Task to complete: All lines in which the word "승인절차" occurs are to be extracted.

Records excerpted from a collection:
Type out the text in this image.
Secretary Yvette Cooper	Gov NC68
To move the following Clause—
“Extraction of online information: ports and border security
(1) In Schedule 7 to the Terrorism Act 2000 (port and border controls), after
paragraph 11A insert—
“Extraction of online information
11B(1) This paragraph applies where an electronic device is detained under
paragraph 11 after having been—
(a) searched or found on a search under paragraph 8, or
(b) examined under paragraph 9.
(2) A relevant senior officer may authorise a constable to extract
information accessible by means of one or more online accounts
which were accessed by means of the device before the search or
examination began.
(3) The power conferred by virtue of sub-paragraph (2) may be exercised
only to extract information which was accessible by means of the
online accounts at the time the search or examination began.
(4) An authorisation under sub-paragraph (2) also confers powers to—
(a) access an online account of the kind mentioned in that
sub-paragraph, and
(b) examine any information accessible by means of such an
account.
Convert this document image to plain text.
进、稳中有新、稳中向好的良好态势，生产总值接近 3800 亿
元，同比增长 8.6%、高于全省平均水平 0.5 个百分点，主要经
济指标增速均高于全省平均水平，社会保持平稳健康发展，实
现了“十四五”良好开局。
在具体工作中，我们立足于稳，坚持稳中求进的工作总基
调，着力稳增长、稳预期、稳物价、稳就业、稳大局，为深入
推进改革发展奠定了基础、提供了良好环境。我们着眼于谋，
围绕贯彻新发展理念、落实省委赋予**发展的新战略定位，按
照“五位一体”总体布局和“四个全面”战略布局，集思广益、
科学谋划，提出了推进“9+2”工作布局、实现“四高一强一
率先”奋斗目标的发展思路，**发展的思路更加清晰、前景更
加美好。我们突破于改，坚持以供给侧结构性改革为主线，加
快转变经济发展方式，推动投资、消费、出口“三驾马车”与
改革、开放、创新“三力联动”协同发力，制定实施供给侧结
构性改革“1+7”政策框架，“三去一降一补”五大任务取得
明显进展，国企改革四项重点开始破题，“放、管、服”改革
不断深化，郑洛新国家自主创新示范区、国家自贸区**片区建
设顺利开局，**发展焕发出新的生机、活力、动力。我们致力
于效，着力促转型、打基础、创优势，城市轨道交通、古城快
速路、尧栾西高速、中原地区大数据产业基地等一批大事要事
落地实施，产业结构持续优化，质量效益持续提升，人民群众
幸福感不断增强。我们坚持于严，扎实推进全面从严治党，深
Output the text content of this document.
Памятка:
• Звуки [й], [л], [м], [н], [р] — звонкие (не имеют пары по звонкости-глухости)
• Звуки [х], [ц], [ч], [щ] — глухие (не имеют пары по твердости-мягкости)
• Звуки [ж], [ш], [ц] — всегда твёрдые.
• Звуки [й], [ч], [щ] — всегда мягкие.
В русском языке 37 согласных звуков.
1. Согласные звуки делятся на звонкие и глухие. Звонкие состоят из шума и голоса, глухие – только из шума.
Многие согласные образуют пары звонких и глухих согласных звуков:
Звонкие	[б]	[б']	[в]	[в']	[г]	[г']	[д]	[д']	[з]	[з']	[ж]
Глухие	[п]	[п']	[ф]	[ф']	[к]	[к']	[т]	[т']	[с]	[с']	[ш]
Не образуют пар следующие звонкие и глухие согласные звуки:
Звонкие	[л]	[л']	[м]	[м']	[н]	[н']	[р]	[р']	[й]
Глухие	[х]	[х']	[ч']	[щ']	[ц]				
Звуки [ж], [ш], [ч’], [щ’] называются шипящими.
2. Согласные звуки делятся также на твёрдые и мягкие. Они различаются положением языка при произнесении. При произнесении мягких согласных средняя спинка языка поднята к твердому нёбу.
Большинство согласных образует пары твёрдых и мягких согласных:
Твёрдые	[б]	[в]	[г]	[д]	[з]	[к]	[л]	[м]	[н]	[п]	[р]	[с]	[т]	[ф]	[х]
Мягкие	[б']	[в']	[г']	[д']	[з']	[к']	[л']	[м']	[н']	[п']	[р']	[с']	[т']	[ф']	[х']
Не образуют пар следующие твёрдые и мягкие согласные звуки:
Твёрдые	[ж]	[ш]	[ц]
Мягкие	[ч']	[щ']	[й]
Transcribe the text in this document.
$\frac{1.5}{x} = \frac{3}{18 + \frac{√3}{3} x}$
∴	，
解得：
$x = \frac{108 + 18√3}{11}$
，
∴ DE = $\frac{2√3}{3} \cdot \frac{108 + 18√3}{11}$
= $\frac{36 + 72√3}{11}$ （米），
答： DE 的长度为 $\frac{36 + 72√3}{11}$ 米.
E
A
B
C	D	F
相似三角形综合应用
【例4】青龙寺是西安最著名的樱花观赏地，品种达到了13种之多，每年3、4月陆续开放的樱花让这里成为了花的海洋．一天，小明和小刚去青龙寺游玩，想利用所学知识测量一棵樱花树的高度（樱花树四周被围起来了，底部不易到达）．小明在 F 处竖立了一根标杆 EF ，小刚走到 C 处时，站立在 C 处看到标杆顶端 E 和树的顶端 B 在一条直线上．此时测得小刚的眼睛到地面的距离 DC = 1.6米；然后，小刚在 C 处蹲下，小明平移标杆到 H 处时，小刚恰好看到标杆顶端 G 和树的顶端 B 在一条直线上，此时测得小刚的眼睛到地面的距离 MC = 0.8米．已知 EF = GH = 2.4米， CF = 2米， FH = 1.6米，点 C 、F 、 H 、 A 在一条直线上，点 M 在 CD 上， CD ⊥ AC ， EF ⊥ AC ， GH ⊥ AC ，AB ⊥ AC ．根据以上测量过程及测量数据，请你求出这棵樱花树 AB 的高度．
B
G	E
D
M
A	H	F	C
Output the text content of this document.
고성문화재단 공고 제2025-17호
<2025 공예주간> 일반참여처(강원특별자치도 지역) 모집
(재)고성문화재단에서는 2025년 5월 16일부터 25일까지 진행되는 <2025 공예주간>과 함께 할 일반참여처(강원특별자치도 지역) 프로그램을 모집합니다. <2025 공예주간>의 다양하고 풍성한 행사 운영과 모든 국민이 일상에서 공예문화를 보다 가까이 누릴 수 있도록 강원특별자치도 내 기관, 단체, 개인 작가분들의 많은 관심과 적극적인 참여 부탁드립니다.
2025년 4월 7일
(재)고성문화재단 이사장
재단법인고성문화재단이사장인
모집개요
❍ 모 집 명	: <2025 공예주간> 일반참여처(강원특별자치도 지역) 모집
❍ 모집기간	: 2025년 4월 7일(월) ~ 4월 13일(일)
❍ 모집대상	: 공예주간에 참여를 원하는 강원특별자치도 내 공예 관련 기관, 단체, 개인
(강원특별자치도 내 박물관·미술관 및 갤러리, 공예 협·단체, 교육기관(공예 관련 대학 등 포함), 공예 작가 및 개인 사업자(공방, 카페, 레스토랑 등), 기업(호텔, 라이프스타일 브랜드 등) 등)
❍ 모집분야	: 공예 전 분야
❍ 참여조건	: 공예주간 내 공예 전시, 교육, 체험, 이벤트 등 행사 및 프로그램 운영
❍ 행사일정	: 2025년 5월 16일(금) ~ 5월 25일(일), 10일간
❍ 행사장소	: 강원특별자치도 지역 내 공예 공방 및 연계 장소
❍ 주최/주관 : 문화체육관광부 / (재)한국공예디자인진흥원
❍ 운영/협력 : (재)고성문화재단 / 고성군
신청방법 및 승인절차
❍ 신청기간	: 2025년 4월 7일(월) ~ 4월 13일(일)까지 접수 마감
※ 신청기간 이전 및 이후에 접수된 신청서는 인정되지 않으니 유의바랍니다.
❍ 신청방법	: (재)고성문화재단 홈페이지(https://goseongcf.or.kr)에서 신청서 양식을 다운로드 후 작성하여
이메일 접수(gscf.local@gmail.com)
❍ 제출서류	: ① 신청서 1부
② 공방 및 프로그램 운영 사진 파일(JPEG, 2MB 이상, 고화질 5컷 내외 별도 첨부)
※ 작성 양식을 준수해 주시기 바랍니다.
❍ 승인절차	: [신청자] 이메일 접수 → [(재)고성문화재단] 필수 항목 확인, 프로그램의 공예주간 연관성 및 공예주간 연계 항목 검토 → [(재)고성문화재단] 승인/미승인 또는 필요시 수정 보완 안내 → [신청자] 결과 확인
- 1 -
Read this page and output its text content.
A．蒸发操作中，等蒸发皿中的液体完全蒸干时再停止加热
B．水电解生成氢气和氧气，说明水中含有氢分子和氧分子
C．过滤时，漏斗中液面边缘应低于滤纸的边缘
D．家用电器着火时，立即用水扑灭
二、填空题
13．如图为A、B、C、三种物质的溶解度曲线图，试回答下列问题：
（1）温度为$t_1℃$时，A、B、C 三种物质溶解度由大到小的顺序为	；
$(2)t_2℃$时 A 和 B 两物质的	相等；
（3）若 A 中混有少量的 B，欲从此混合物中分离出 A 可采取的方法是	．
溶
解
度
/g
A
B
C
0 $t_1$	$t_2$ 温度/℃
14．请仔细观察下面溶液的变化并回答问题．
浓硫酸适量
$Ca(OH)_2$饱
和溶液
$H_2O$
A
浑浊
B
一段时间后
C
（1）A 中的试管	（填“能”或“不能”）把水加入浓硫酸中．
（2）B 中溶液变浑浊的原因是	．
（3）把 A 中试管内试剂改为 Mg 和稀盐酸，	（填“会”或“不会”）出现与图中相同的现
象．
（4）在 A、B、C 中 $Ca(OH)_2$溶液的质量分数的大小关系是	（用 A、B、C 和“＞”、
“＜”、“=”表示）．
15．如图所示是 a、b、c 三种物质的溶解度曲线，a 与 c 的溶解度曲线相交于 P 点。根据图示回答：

The result:
신청방법 및 승인절차
❍ 승인절차	: [신청자] 이메일 접수 → [(재)고성문화재단] 필수 항목 확인, 프로그램의 공예주간 연관성 및 공예주간 연계 항목 검토 → [(재)고성문화재단] 승인/미승인 또는 필요시 수정 보완 안내 → [신청자] 결과 확인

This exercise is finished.